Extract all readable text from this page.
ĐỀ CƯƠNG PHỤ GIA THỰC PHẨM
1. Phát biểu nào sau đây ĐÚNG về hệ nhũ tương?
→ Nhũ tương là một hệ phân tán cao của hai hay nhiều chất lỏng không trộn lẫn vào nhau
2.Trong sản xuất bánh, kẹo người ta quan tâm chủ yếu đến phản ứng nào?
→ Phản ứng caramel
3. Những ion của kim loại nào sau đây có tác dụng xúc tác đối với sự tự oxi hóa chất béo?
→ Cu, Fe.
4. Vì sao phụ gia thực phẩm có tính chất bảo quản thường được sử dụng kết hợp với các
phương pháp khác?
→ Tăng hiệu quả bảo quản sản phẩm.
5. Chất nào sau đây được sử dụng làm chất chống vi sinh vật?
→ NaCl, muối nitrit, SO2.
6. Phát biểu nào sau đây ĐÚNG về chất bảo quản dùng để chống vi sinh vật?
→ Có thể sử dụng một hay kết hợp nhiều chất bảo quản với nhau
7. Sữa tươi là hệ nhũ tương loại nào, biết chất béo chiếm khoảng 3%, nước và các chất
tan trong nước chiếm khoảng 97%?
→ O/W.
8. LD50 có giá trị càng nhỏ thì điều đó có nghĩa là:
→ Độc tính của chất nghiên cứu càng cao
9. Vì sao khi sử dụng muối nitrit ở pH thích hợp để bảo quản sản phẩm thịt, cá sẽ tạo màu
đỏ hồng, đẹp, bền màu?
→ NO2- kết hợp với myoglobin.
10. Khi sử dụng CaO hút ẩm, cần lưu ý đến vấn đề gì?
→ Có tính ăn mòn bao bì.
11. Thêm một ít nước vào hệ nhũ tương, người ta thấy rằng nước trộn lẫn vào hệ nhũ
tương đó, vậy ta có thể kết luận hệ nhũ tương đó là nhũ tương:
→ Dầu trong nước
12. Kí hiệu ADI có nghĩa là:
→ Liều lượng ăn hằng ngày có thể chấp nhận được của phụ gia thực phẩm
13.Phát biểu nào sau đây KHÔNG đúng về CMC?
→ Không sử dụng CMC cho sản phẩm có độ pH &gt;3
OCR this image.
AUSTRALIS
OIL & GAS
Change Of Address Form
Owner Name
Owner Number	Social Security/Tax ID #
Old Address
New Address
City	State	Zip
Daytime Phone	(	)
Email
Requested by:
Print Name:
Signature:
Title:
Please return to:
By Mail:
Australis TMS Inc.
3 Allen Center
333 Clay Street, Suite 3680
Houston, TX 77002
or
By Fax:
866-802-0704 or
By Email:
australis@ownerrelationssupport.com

* EXERCISE DESCRIPTION *
Extract every entry in the listing word for word.

* SOLUTION TO THIS TASK *
Extract all readable text from this page.
ĐỀ CƯƠNG PHỤ GIA THỰC PHẨM
1. Phát biểu nào sau đây ĐÚNG về hệ nhũ tương?
→ Nhũ tương là một hệ phân tán cao của hai hay nhiều chất lỏng không trộn lẫn vào nhau
2.Trong sản xuất bánh, kẹo người ta quan tâm chủ yếu đến phản ứng nào?
→ Phản ứng caramel
3. Những ion của kim loại nào sau đây có tác dụng xúc tác đối với sự tự oxi hóa chất béo?
→ Cu, Fe.
4. Vì sao phụ gia thực phẩm có tính chất bảo quản thường được sử dụng kết hợp với các
phương pháp khác?
→ Tăng hiệu quả bảo quản sản phẩm.
5. Chất nào sau đây được sử dụng làm chất chống vi sinh vật?
→ NaCl, muối nitrit, SO2.
6. Phát biểu nào sau đây ĐÚNG về chất bảo quản dùng để chống vi sinh vật?
→ Có thể sử dụng một hay kết hợp nhiều chất bảo quản với nhau
7. Sữa tươi là hệ nhũ tương loại nào, biết chất béo chiếm khoảng 3%, nước và các chất
tan trong nước chiếm khoảng 97%?
→ O/W.
8. LD50 có giá trị càng nhỏ thì điều đó có nghĩa là:
→ Độc tính của chất nghiên cứu càng cao
9. Vì sao khi sử dụng muối nitrit ở pH thích hợp để bảo quản sản phẩm thịt, cá sẽ tạo màu
đỏ hồng, đẹp, bền màu?
→ NO2- kết hợp với myoglobin.
10. Khi sử dụng CaO hút ẩm, cần lưu ý đến vấn đề gì?
→ Có tính ăn mòn bao bì.
11. Thêm một ít nước vào hệ nhũ tương, người ta thấy rằng nước trộn lẫn vào hệ nhũ
tương đó, vậy ta có thể kết luận hệ nhũ tương đó là nhũ tương:
→ Dầu trong nước
12. Kí hiệu ADI có nghĩa là:
→ Liều lượng ăn hằng ngày có thể chấp nhận được của phụ gia thực phẩm
13.Phát biểu nào sau đây KHÔNG đúng về CMC?
→ Không sử dụng CMC cho sản phẩm có độ pH &gt;3
OCR this image.
AUSTRALIS
OIL & GAS
Change Of Address Form
Owner Name
Owner Number	Social Security/Tax ID #
Old Address
New Address
City	State	Zip
Daytime Phone	(	)
Email
Requested by:
Print Name:
Signature:
Title:
Please return to:
By Mail:
Australis TMS Inc.
3 Allen Center
333 Clay Street, Suite 3680
Houston, TX 77002
or
By Fax:
866-802-0704 or
By Email:
australis@ownerrelationssupport.com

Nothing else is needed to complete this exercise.